(Problem description) Search the data for the string "Sisal" and gather each line it is in.

# Information given start

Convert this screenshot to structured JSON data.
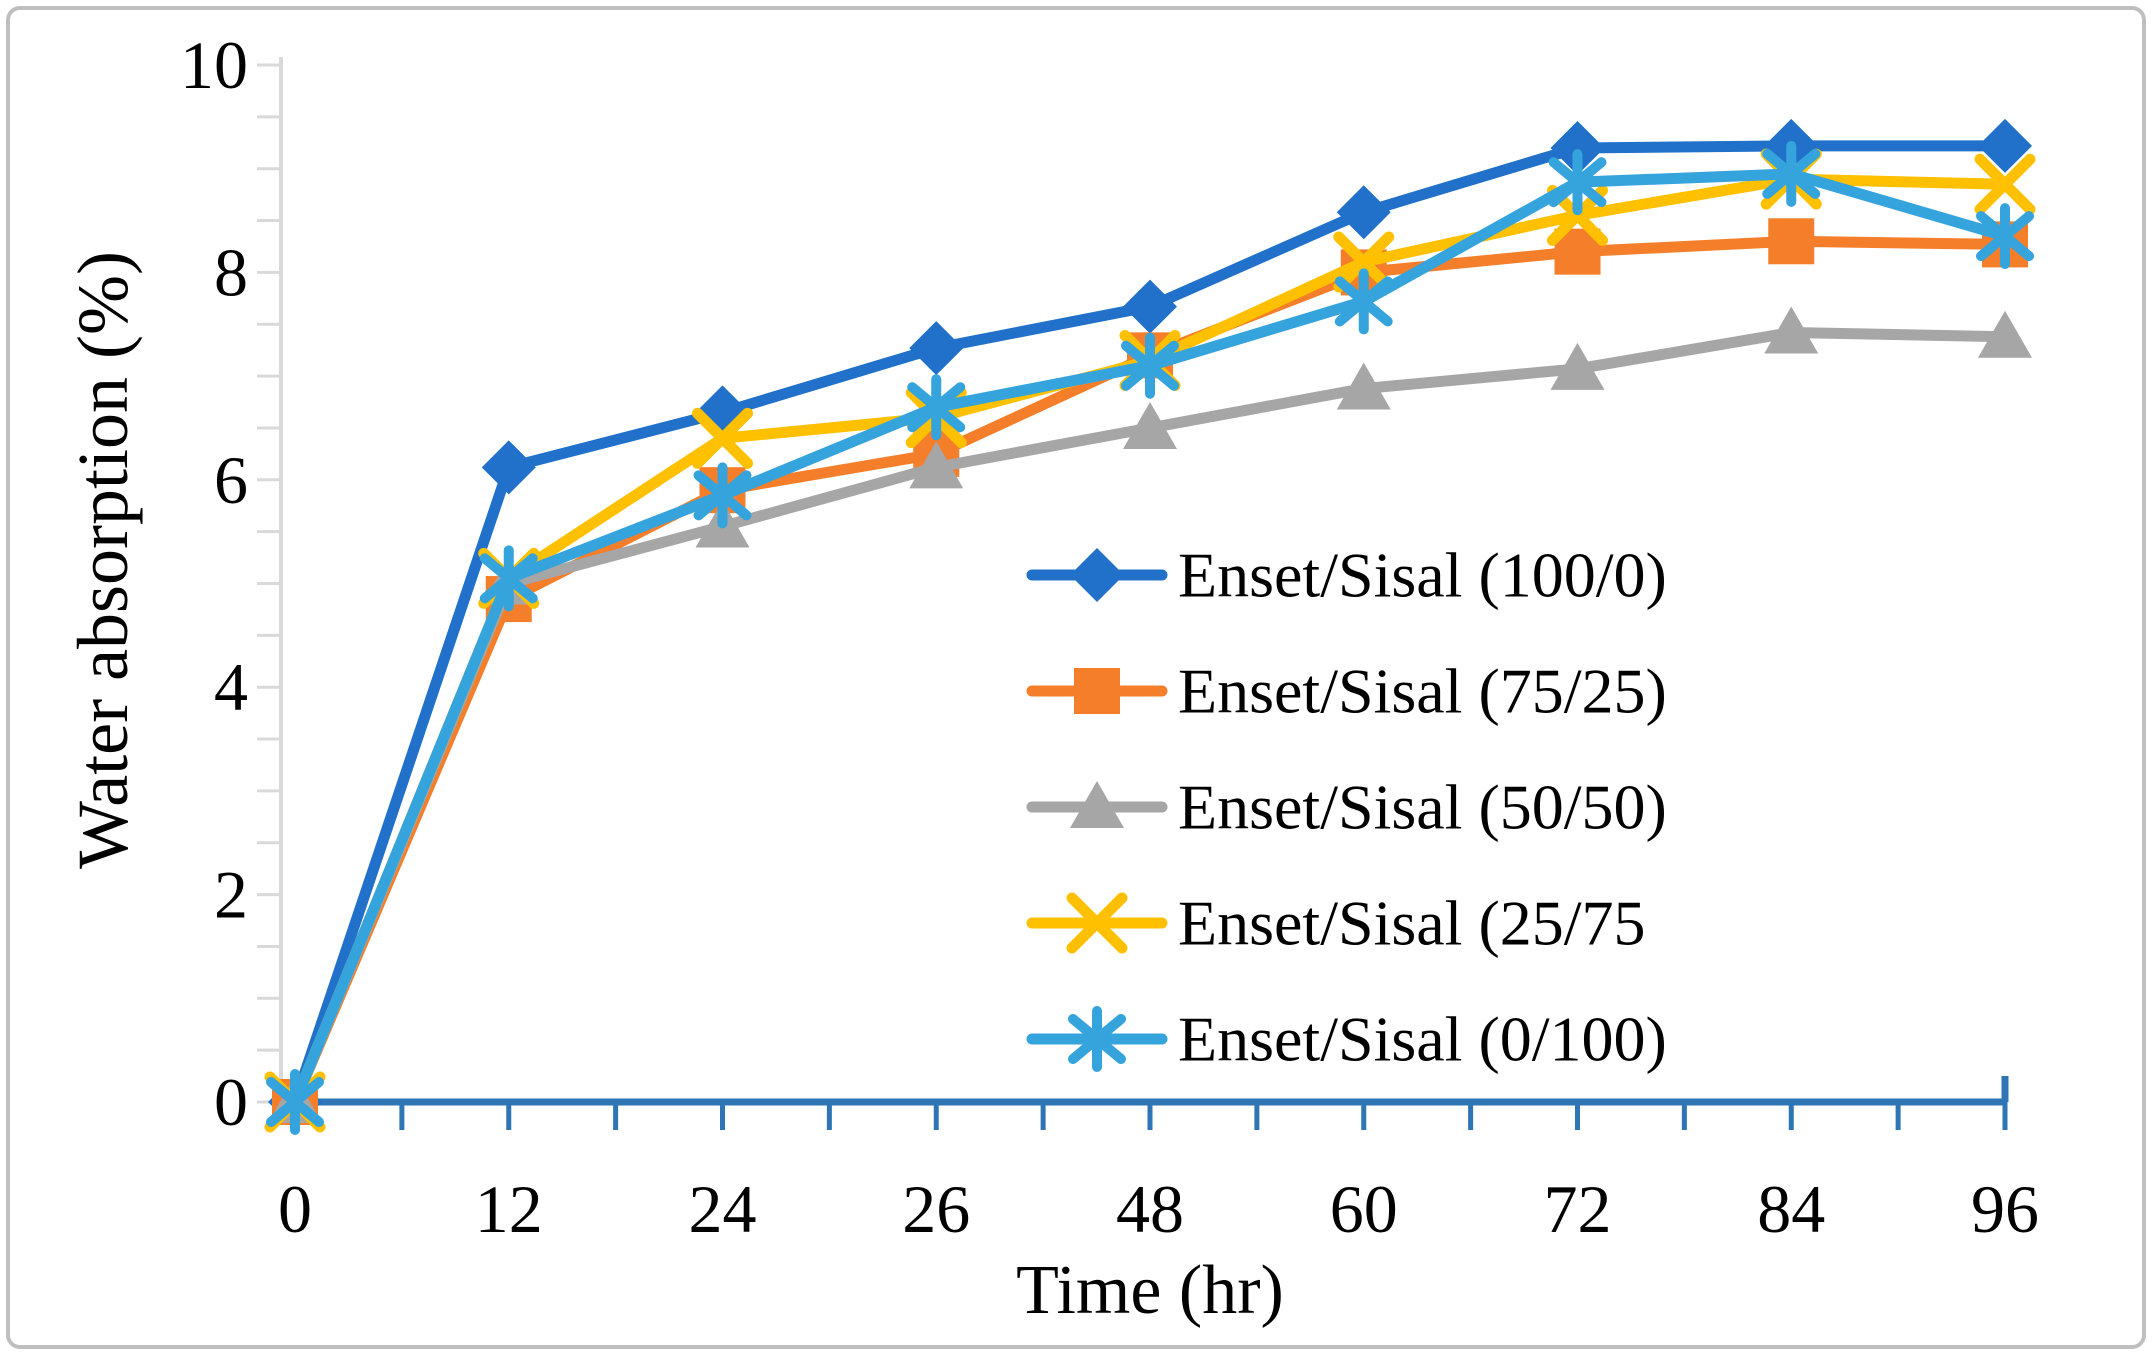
{
  "figure": {
    "border_color": "#bfbfbf",
    "background_color": "#ffffff"
  },
  "chart_data": {
    "type": "line",
    "title": "",
    "xlabel": "Time (hr)",
    "ylabel": "Water absorption (%)",
    "categories": [
      "0",
      "12",
      "24",
      "26",
      "48",
      "60",
      "72",
      "84",
      "96"
    ],
    "y_ticks": [
      0,
      2,
      4,
      6,
      8,
      10
    ],
    "ylim": [
      0,
      10
    ],
    "y_minor_step": 0.5,
    "grid": false,
    "legend_position": "inside-right-middle",
    "axis_colors": {
      "x_axis": "#2e75b6",
      "y_axis": "#d9d9d9",
      "tick_text": "#000000"
    },
    "series": [
      {
        "name": "Enset/Sisal (100/0)",
        "color": "#2170c9",
        "marker": "diamond",
        "values": [
          0,
          6.12,
          6.65,
          7.27,
          7.67,
          8.58,
          9.2,
          9.22,
          9.22
        ]
      },
      {
        "name": "Enset/Sisal (75/25)",
        "color": "#f57e2a",
        "marker": "square",
        "values": [
          0,
          4.85,
          5.9,
          6.25,
          7.2,
          8.0,
          8.2,
          8.3,
          8.27
        ]
      },
      {
        "name": "Enset/Sisal (50/50)",
        "color": "#a6a6a6",
        "marker": "triangle",
        "values": [
          0,
          5.0,
          5.55,
          6.12,
          6.5,
          6.88,
          7.07,
          7.42,
          7.38
        ]
      },
      {
        "name": "Enset/Sisal (25/75",
        "color": "#ffc000",
        "marker": "x",
        "values": [
          0,
          5.05,
          6.4,
          6.6,
          7.15,
          8.1,
          8.55,
          8.9,
          8.85
        ]
      },
      {
        "name": "Enset/Sisal (0/100)",
        "color": "#35a3dc",
        "marker": "asterisk",
        "values": [
          0,
          5.05,
          5.85,
          6.7,
          7.1,
          7.72,
          8.87,
          8.95,
          8.35
        ]
      }
    ]
  }
}
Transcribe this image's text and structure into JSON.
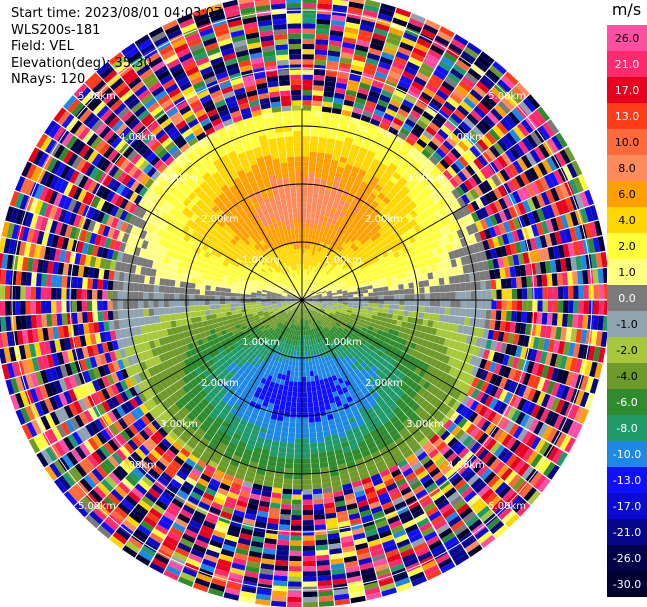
{
  "header": {
    "start_time": "Start time: 2023/08/01 04:03:07",
    "instrument": "WLS200s-181",
    "field": "Field: VEL",
    "elevation": "Elevation(deg): 35.30",
    "nrays": "NRays: 120"
  },
  "colorbar": {
    "unit": "m/s",
    "levels": [
      {
        "label": "26.0",
        "color": "#ff4fa3"
      },
      {
        "label": "21.0",
        "color": "#ff2a6e"
      },
      {
        "label": "17.0",
        "color": "#e8001e"
      },
      {
        "label": "13.0",
        "color": "#ff3b1a"
      },
      {
        "label": "10.0",
        "color": "#ff6a3d"
      },
      {
        "label": "8.0",
        "color": "#ff8a5a"
      },
      {
        "label": "6.0",
        "color": "#ffa000"
      },
      {
        "label": "4.0",
        "color": "#ffd700"
      },
      {
        "label": "2.0",
        "color": "#ffff3c"
      },
      {
        "label": "1.0",
        "color": "#ffff80"
      },
      {
        "label": "0.0",
        "color": "#7a7a7a"
      },
      {
        "label": "-1.0",
        "color": "#8fa3b0"
      },
      {
        "label": "-2.0",
        "color": "#a8c83c"
      },
      {
        "label": "-4.0",
        "color": "#6e9a2a"
      },
      {
        "label": "-6.0",
        "color": "#2e8b2e"
      },
      {
        "label": "-8.0",
        "color": "#1f9a6a"
      },
      {
        "label": "-10.0",
        "color": "#1e88e5"
      },
      {
        "label": "-13.0",
        "color": "#1010ff"
      },
      {
        "label": "-17.0",
        "color": "#0a0ad0"
      },
      {
        "label": "-21.0",
        "color": "#06068a"
      },
      {
        "label": "-26.0",
        "color": "#03034a"
      },
      {
        "label": "-30.0",
        "color": "#000030"
      }
    ]
  },
  "chart_data": {
    "type": "heatmap",
    "projection": "polar",
    "field": "VEL",
    "units": "m/s",
    "nrays": 120,
    "range_rings_km": [
      1.0,
      2.0,
      3.0,
      4.0,
      5.0
    ],
    "range_labels": [
      "1.00km",
      "2.00km",
      "3.00km",
      "4.00km",
      "5.00km"
    ],
    "max_range_km": 5.3,
    "radial_lines_deg": [
      0,
      30,
      60,
      90,
      120,
      150,
      180,
      210,
      240,
      270,
      300,
      330
    ],
    "pattern": {
      "positive_max_azimuth_deg": 0,
      "negative_max_azimuth_deg": 180,
      "peak_positive_ms": 9.0,
      "peak_negative_ms": -11.0,
      "structure": "dipole, positive (receding) to north, negative (approaching) to south; noise beyond ~3.3 km"
    }
  }
}
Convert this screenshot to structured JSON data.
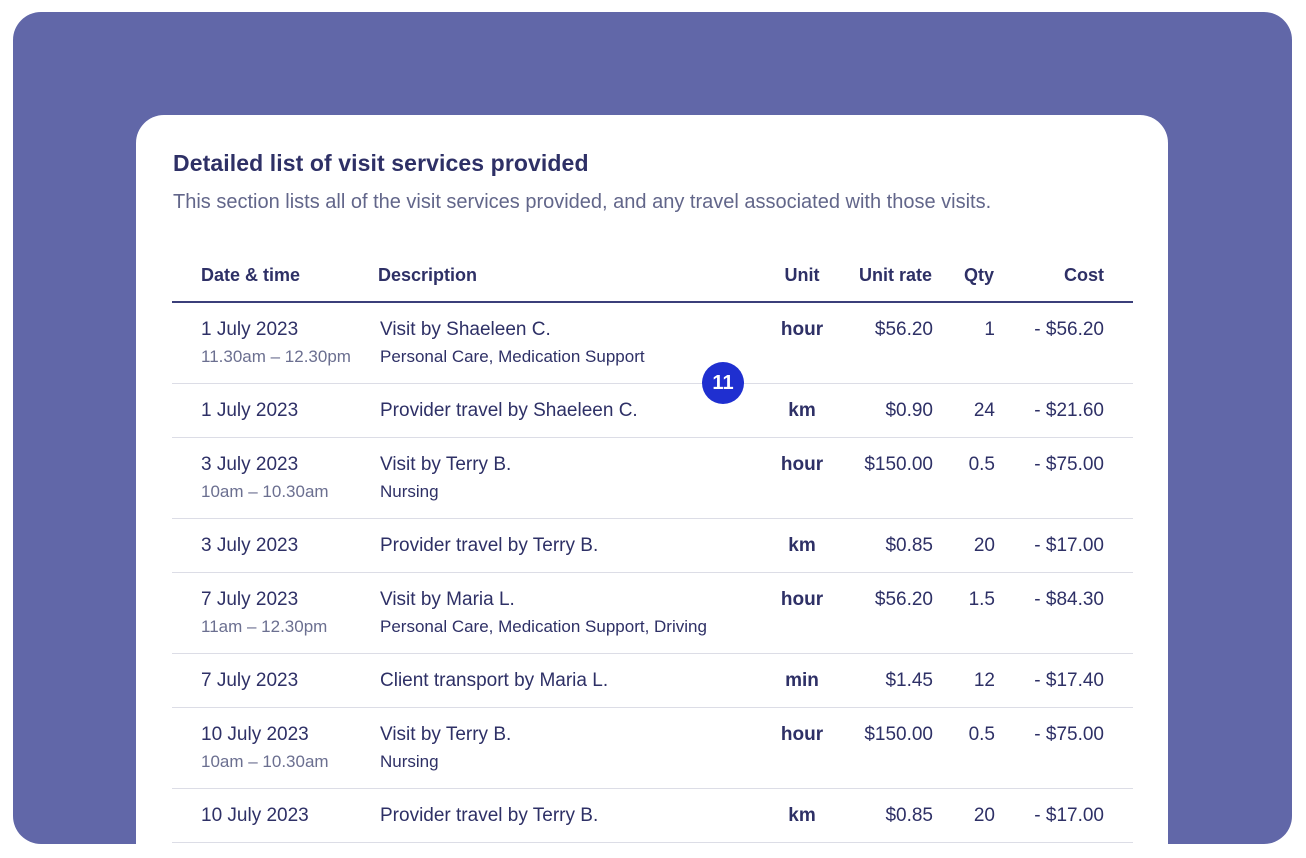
{
  "section": {
    "title": "Detailed list of visit services provided",
    "subtitle": "This section lists all of the visit services provided, and any travel associated with those visits."
  },
  "table": {
    "headers": {
      "date": "Date & time",
      "description": "Description",
      "unit": "Unit",
      "unit_rate": "Unit rate",
      "qty": "Qty",
      "cost": "Cost"
    },
    "rows": [
      {
        "date": "1 July 2023",
        "time": "11.30am – 12.30pm",
        "description": "Visit by Shaeleen C.",
        "detail": "Personal Care, Medication Support",
        "unit": "hour",
        "rate": "$56.20",
        "qty": "1",
        "cost": "- $56.20"
      },
      {
        "date": "1 July 2023",
        "time": "",
        "description": "Provider travel by Shaeleen C.",
        "detail": "",
        "unit": "km",
        "rate": "$0.90",
        "qty": "24",
        "cost": "- $21.60"
      },
      {
        "date": "3 July 2023",
        "time": "10am – 10.30am",
        "description": "Visit by Terry B.",
        "detail": "Nursing",
        "unit": "hour",
        "rate": "$150.00",
        "qty": "0.5",
        "cost": "- $75.00"
      },
      {
        "date": "3 July 2023",
        "time": "",
        "description": "Provider travel by Terry B.",
        "detail": "",
        "unit": "km",
        "rate": "$0.85",
        "qty": "20",
        "cost": "- $17.00"
      },
      {
        "date": "7 July 2023",
        "time": "11am – 12.30pm",
        "description": "Visit by Maria L.",
        "detail": "Personal Care, Medication Support, Driving",
        "unit": "hour",
        "rate": "$56.20",
        "qty": "1.5",
        "cost": "- $84.30"
      },
      {
        "date": "7 July 2023",
        "time": "",
        "description": "Client transport by Maria L.",
        "detail": "",
        "unit": "min",
        "rate": "$1.45",
        "qty": "12",
        "cost": "- $17.40"
      },
      {
        "date": "10 July 2023",
        "time": "10am – 10.30am",
        "description": "Visit by Terry B.",
        "detail": "Nursing",
        "unit": "hour",
        "rate": "$150.00",
        "qty": "0.5",
        "cost": "- $75.00"
      },
      {
        "date": "10 July 2023",
        "time": "",
        "description": "Provider travel by Terry B.",
        "detail": "",
        "unit": "km",
        "rate": "$0.85",
        "qty": "20",
        "cost": "- $17.00"
      }
    ]
  },
  "annotation_badge": "11",
  "colors": {
    "frame": "#6167a8",
    "text": "#2e3066",
    "badge": "#1f2fd0"
  }
}
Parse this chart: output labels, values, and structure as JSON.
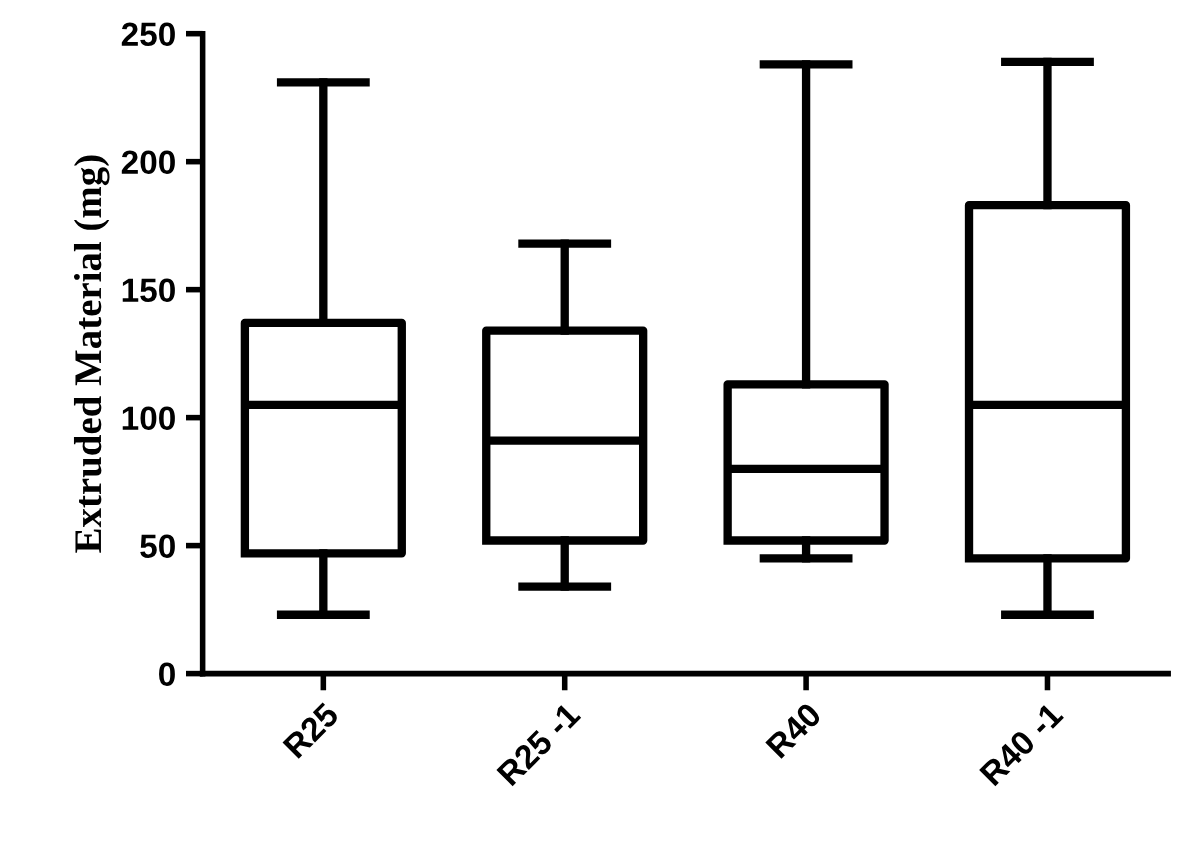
{
  "chart_data": {
    "type": "box",
    "ylabel": "Extruded Material (mg)",
    "categories": [
      "R25",
      "R25 -1",
      "R40",
      "R40 -1"
    ],
    "boxes": [
      {
        "low": 23,
        "q1": 47,
        "median": 105,
        "q3": 137,
        "high": 231
      },
      {
        "low": 34,
        "q1": 52,
        "median": 91,
        "q3": 134,
        "high": 168
      },
      {
        "low": 45,
        "q1": 52,
        "median": 80,
        "q3": 113,
        "high": 238
      },
      {
        "low": 23,
        "q1": 45,
        "median": 105,
        "q3": 183,
        "high": 239
      }
    ],
    "color": "#000000",
    "ylim": [
      0,
      250
    ],
    "yticks": [
      0,
      50,
      100,
      150,
      200,
      250
    ],
    "grid": false
  }
}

# Information given end

(Response to this exercise)
        "name": "Enset/Sisal (100/0)",
        "name": "Enset/Sisal (75/25)",
        "name": "Enset/Sisal (50/50)",
        "name": "Enset/Sisal (25/75",
        "name": "Enset/Sisal (0/100)",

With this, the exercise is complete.